-- BEGIN LISTED RECORDS --

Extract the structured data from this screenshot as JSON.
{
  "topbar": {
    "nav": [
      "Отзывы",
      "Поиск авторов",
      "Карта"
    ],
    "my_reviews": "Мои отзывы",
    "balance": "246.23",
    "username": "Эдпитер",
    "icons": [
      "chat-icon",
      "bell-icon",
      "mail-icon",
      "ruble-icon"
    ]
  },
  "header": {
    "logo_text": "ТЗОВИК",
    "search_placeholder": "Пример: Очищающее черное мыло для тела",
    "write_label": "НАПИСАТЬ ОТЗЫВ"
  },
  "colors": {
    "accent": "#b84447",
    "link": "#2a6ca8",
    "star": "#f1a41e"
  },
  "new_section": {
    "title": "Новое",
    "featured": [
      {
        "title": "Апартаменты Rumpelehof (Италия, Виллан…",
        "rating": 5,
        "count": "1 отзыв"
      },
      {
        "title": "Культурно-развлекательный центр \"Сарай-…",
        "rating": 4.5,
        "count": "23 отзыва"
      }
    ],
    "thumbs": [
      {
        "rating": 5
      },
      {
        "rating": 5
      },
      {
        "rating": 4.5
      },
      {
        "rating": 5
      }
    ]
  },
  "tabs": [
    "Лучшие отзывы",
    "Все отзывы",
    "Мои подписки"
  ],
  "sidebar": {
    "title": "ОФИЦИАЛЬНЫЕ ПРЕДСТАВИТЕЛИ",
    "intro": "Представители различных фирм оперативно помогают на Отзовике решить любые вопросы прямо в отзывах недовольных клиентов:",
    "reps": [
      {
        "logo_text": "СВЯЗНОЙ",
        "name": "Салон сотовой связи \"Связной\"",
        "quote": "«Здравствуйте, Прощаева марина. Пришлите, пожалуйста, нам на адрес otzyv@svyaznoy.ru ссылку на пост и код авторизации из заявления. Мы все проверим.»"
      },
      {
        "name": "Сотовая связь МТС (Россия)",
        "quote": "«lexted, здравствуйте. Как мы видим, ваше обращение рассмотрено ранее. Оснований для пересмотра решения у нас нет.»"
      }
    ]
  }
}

-- END LISTED RECORDS --

*WORK REQUIRED*. Read the entries and show each line that mentions "title".

*REPLY*.
    "title": "Новое",
        "title": "Апартаменты Rumpelehof (Италия, Виллан…",
        "title": "Культурно-развлекательный центр \"Сарай-…",
    "title": "ОФИЦИАЛЬНЫЕ ПРЕДСТАВИТЕЛИ",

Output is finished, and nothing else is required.